Lesetext |
Jasmine Paolini (WTA-Nr. 7) steht als erste Italienerin überhaupt im Finale von Wimbledon. Es ist die Krönung einer fantastischen Spielzeit 2024 - oder: fast die Krönung. Ein Sieg fehlt noch zum ganz großen Jubel.

von Florian Goosmann aus Wimbledon
zuletzt bearbeitet: 12.07.2024, 20:28 Uhr

Jasmine Paolini
© Getty Images
Jasmine Paolini

Eigentlich war sie immer nur am Kämpfen. 

Jasmine Paolini hatte wirklich nicht viel zu melden am Donnerstagnachmittag, im Halbfinale gegen Donna Vekic. Die Kroatin dominierte das Spiel nach Belieben, beim Aufschlag, beim Return. Paolini machte im ersten Durchgang nur drei Punkte beim Rückschlag. Und auch danach musste sie um ihre Aufschlagspiele durchweg fighten.

“Ich habe nur versucht, dran zu bleiben. Und gehofft, dass sich das Match drehen kann", sagte sie nach dem Sieg. 

Es gelang ihr. Paolini nutzte eine kleine Schwächephase von Vekic zum Satzausgleich, in Satz drei war es ein Kopf-an-Kopf-Rennen. Und wenn's läuft, dann läuft's, so wie Paolini seit diesem Frühjahr. Denn wer noch zu Beginn des Jahres darauf gesetzt hätte, dass Jasmine Paolini die Tennistour 2024 auf den Kopf stellen würde, wäre ein reicher Mensch. 

Jasmine Paolini: Nach 13 Jahren auf der Tour folgt der große Durchbruch

Ein kleiner Rückblick: 2011 spielt die Italienerin ihr erstes Match auf der (ITF-)Tour, 2017 knackt sie erstmals die Top 200, Ende 2019 zieht sie erstmals unter die besten 100 Spielerinnen der Welt ein. Anfang 2024 steht sie auf Platz 29 - man könnte das einen stabilen, gemächlichen Aufstieg nennen. 

2024 aber ist alles anders. In Dubai gewinnt Paolini völlig überraschend den Titel, ihren erst zweiten auf der WTA-Tour, und damit gleich einen der 1000er-Kategorie. In Roland-Garros rauscht sie sensationell ins Finale, in Eastbourne gewinnt sie die ersten beiden Rasenmatches ihrer Karriere in einem WTA-Hauptfeld. Und nun in Wimbledon - naja, wir wissen, was hier los ist

Im aktuellen Live-Ranking steht Paolini auf Platz 5 der Welt. Mit doch schon 28 Jahren. 

Die Tiefe des Körpers

Dafür, dass Paolini nun auch Rasenexpertin ist, hat Ex-Wimbledonfinalist Nick Kyrgios eine Erklärung. “Wenn ich auf Rasen spiele und tiefe Bälle kriege, fällt es mir schwer, aggressiv zu sein. Aber für sie kommen die Bälle hüfthoch an, und sie schießt sie von beiden Seiten rüber", erklärte der Australier amüsant, aber logisch.

Vorliegende Einträge |
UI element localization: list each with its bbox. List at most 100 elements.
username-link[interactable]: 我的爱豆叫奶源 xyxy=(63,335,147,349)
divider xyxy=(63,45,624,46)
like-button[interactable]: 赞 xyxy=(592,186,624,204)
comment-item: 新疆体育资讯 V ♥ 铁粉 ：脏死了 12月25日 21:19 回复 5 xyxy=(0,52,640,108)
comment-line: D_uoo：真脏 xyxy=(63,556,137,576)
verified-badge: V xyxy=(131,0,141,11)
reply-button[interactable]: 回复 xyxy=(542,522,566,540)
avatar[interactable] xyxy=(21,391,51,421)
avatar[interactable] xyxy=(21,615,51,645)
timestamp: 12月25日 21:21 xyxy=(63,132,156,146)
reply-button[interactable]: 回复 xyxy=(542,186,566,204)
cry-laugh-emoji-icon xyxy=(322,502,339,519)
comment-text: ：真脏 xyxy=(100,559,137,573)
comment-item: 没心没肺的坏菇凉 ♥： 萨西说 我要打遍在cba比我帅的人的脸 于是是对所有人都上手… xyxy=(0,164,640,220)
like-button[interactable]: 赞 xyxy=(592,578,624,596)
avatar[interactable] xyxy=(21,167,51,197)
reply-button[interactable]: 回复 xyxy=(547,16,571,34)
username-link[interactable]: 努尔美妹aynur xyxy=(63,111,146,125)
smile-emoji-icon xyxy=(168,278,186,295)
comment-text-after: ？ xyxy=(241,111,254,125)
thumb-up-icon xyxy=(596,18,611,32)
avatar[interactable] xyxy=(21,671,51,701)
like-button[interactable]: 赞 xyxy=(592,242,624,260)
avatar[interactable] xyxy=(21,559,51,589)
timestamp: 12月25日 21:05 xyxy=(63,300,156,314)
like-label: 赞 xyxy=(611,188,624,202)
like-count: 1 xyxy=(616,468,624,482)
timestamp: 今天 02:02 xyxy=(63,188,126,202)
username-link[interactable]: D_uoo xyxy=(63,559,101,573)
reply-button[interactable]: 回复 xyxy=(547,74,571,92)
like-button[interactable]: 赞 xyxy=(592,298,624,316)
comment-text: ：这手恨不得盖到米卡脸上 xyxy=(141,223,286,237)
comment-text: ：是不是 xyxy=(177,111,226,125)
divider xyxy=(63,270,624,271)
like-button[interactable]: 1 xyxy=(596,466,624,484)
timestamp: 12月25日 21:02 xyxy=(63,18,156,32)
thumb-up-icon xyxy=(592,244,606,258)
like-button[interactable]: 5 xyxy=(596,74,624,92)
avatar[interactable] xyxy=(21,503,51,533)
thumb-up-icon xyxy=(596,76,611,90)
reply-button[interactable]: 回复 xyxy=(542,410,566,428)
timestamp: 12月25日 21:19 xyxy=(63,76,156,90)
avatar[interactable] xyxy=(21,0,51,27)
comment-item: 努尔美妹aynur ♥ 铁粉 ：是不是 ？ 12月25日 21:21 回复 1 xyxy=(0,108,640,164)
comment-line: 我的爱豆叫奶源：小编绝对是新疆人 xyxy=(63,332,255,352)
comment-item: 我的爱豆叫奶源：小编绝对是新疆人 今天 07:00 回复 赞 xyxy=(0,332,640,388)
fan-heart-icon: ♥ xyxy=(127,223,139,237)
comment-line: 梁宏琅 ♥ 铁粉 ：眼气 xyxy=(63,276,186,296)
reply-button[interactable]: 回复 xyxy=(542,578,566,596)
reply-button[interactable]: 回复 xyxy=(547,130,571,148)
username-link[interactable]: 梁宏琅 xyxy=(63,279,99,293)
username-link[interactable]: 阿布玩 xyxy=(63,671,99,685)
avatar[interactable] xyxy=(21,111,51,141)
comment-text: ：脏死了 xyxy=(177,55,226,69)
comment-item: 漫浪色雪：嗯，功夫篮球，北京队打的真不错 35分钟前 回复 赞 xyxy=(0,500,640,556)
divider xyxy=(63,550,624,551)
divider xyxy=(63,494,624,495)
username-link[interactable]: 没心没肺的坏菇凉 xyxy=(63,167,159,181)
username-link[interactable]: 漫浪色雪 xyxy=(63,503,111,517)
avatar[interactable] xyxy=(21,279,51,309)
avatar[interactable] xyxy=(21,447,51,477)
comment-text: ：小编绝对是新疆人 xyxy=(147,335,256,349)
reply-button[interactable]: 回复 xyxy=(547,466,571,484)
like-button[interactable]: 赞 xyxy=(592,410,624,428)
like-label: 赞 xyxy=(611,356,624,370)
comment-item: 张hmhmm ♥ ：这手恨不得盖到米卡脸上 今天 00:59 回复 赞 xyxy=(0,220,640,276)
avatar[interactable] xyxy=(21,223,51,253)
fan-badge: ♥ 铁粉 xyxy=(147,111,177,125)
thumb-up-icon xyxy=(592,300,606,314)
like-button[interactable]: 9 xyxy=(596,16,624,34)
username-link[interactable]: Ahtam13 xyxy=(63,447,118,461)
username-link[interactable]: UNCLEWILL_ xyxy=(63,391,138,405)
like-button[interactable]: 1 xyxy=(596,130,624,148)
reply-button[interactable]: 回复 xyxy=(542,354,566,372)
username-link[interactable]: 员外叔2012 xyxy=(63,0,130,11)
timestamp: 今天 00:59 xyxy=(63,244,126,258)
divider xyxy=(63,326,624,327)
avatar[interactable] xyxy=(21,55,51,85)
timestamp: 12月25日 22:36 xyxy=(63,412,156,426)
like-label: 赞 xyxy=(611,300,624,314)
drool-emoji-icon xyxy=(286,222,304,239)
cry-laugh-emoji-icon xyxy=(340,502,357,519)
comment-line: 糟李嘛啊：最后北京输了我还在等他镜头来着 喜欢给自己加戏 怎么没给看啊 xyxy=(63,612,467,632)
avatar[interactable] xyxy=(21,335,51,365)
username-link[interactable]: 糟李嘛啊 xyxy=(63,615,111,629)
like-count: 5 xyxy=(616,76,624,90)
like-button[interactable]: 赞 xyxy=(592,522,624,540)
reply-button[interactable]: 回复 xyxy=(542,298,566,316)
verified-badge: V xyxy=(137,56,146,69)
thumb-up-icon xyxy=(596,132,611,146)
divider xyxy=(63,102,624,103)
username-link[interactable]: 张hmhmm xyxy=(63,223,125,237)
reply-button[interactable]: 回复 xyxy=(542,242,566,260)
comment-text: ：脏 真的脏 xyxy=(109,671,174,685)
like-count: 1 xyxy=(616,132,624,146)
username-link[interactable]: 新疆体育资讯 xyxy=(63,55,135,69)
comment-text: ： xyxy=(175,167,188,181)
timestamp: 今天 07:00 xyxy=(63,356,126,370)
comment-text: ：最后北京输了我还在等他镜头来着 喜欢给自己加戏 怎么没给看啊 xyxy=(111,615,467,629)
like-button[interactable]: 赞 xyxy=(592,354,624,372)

Aufgaben |
[1] Welche Turniere der Saison 2024 nennt der Lesetext über Jasmine Paolini? Zähle sie alle auf.
[2] Führe den Lesetext über Jasmine Paolini im Anschluss an seinen letzten Satz weiter.

Lösungen |
[1] Dubai, Roland-Garros, Eastbourne, Wimbledon

[2]
Ihren Nachteil, den oft überschaubaren Aufschlag, konnte Paolini bislang gut verstecken, sie schlug in ihren ersten Runden sogar überraschend stark auf. Gegen Vekic hatte sie Probleme, steigerte ihre Quote aber von 47 Prozent in Satz eins auf 72 bzw. 68 Prozent in den Sätzen zwei und drei. Sie müsse besser aufschlagen am Samstag, wisse sie, und gut returnieren. “Auf Rasen ist es schwierig, zu verteidigen.”

Erfrischend ist es dennoch, was Paolini spielt, wie sie sich gibt, wie viel sie lächelt. Die Anspannung könnte natürlich noch kommen. “Am Samstag werde ich vielleicht nervös sein. Aktuell bin ich relaxed. Aber ich bin selbst etwas überrascht, wie ich das aktuell handle”, sagte Paolini (und lachte). 

Donna Vekic am Ende verzweifelt

Die geschlagene Donna Vekic indes konnte einem leid tun. Sie spielte anderthalb Sätze fast fehlerfrei, war näher am Matchgewinn als Paolini am Satzausgleich. Die Italienierin aber wurde von den Zuschauern getragen, Vekic animierte nach einem ihrer insgesamt 42 Winner zum Ende des dritten Satzes fast verzweifelt, auch ihr mal etwas energischeren Applaus zu schenken. 

Sie hatte da bereits Tränen in den Augen - vor Schmerz, wie sie nach dem Match erklärte. “Ich dachte, ich sterbe im dritten Satz”, sagte sie. “Ich hatte solche Schmerzen in meinem Arm, in meinem Bein.” Sie habe beinahe nicht mehr gewusst, wie sie weiterspielen solle.

Vekic tat das aber, und sie gab nicht nach, auch als Paolini erst einen, dann noch einen Matchball hatte. Vekic wehrte speziell den zweiten spektakulär ab, und so abgedroschen es klingt, sie verlor am Ende ein Match, das keine Verliererin verdient hatte.

Ihr Team, mit Trainerin Pam Shriver, fünfmalige Doppelsiegerin in Wimbledon, habe ihr gesagt, sie könne stolz auf sich sein. “Ich werde sicher ein paar Tage brauchen, das alles so zu sehen.”

Paolini indes hat nun die Chance, das ganz große Ding zu drehen. Ihre Gegnerin am Sonntag ist Barbora Krejcikova.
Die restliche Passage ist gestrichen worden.